List each line in which the string "ГОСУДАРСТВЕННЫЙ" appears.

— BEGIN Data —

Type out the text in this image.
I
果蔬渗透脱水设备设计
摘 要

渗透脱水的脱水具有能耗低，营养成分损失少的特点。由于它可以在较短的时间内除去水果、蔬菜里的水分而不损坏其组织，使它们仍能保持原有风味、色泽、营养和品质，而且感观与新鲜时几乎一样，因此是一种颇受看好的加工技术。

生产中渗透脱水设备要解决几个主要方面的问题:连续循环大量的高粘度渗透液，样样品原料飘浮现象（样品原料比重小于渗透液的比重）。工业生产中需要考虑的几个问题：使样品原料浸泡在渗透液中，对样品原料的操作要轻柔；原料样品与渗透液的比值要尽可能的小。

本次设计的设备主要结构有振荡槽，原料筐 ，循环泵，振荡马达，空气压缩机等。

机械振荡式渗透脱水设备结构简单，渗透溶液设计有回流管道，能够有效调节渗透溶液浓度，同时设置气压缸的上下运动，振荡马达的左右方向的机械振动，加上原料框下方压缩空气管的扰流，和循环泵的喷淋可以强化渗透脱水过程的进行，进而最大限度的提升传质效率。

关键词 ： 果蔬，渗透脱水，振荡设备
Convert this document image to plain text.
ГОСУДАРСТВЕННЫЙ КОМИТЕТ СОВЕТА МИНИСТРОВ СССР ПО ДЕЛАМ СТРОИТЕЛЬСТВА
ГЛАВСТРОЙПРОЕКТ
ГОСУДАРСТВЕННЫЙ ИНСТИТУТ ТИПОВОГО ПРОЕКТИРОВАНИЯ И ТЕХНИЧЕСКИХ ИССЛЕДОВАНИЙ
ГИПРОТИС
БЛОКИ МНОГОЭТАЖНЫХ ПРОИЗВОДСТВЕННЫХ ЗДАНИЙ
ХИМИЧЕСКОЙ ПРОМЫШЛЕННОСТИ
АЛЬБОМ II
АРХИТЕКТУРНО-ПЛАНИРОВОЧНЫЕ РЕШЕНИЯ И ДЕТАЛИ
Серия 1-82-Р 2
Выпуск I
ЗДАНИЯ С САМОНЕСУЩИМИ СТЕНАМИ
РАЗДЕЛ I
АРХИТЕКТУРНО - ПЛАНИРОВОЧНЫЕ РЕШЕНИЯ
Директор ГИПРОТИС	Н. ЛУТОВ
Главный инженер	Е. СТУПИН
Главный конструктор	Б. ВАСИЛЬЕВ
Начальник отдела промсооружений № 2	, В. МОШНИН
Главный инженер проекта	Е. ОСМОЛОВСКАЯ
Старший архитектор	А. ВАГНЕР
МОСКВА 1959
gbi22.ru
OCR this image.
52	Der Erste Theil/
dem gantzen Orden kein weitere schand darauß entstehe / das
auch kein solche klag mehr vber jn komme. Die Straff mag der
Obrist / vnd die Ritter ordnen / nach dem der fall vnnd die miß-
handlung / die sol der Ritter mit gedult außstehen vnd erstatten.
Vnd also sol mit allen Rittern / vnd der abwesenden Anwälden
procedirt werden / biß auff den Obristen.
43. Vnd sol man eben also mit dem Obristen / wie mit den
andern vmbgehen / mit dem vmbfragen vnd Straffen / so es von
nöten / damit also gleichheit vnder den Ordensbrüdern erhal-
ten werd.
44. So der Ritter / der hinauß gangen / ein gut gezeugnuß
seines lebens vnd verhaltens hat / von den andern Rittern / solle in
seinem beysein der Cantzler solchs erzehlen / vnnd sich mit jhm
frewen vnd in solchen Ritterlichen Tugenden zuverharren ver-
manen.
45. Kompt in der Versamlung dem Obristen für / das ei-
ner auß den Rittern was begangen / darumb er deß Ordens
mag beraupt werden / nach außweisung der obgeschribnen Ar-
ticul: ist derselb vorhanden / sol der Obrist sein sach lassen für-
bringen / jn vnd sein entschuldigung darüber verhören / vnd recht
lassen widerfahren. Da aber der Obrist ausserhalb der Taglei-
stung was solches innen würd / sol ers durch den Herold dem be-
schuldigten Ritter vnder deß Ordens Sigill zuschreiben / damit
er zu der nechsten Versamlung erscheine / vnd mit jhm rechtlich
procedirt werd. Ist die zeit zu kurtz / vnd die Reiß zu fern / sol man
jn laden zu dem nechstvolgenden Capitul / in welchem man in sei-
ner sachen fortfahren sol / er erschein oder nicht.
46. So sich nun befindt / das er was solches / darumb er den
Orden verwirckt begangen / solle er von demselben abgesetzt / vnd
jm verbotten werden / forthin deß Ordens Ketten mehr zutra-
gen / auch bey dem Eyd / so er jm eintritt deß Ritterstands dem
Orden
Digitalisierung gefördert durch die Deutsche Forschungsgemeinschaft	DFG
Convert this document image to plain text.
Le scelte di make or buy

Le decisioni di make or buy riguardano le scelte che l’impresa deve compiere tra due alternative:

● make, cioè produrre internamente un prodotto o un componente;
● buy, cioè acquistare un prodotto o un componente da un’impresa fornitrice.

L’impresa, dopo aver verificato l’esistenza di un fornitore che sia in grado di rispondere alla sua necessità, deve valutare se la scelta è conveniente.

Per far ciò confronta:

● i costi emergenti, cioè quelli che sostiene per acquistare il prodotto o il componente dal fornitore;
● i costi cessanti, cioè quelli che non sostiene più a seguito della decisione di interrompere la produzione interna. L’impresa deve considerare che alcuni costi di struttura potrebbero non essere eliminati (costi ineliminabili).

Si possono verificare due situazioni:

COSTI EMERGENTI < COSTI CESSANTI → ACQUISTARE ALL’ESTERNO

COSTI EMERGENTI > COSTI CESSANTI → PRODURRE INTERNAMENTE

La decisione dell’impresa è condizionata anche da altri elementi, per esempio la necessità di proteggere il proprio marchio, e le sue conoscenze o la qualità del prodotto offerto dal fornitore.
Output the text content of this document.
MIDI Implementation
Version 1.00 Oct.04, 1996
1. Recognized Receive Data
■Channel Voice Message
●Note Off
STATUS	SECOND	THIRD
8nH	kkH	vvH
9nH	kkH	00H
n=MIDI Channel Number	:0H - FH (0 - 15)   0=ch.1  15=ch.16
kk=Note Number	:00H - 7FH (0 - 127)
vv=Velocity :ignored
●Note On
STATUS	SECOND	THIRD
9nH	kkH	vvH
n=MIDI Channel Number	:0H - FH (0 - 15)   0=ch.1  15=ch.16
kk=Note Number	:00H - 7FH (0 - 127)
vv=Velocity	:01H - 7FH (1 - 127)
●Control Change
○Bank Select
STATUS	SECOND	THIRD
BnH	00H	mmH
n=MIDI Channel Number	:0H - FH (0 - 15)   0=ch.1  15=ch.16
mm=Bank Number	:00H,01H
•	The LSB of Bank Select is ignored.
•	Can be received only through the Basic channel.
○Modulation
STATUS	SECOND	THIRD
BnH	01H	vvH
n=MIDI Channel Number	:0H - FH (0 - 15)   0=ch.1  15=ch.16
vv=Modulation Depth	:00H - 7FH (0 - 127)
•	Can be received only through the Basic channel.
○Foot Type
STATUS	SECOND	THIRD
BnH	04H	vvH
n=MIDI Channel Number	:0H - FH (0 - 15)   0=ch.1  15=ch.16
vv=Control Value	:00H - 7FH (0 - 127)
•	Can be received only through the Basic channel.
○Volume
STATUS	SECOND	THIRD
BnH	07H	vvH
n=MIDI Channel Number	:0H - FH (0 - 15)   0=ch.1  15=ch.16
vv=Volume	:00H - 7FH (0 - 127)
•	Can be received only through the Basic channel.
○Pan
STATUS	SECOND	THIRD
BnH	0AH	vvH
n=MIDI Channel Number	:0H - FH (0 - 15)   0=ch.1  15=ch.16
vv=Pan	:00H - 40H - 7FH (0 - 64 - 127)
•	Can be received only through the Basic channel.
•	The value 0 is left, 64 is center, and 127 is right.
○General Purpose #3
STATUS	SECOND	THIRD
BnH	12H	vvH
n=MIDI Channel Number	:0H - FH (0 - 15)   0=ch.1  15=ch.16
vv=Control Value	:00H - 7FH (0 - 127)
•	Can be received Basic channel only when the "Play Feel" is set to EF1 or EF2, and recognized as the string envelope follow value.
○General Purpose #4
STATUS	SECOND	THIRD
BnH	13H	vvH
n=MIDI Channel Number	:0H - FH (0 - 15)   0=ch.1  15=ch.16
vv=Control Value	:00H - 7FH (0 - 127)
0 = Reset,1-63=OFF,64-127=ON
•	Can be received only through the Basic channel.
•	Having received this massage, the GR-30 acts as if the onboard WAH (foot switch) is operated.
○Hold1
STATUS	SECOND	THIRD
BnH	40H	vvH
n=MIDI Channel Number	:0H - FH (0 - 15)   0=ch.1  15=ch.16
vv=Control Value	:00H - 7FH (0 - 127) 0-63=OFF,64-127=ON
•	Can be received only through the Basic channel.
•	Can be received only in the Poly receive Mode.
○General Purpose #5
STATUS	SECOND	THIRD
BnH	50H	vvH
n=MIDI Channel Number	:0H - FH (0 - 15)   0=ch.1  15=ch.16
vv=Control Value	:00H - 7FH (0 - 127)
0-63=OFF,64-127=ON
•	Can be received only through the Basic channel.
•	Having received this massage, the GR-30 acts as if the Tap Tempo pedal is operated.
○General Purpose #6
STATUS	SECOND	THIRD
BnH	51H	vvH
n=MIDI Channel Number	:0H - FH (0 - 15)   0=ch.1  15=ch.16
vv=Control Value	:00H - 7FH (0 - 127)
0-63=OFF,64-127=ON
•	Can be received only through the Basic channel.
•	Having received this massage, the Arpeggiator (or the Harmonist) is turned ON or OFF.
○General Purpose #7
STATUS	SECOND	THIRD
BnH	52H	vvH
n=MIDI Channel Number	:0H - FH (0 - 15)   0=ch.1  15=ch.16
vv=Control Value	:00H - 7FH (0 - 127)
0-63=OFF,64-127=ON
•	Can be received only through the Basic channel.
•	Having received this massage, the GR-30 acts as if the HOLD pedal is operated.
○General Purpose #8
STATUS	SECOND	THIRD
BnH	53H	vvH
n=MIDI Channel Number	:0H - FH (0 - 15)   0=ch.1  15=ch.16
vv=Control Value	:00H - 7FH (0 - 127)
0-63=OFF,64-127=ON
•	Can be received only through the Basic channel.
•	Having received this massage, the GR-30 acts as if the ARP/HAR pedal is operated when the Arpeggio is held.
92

— END Data —

_Output for this exercise_:
ГОСУДАРСТВЕННЫЙ КОМИТЕТ СОВЕТА МИНИСТРОВ СССР ПО ДЕЛАМ СТРОИТЕЛЬСТВА
ГОСУДАРСТВЕННЫЙ ИНСТИТУТ ТИПОВОГО ПРОЕКТИРОВАНИЯ И ТЕХНИЧЕСКИХ ИССЛЕДОВАНИЙ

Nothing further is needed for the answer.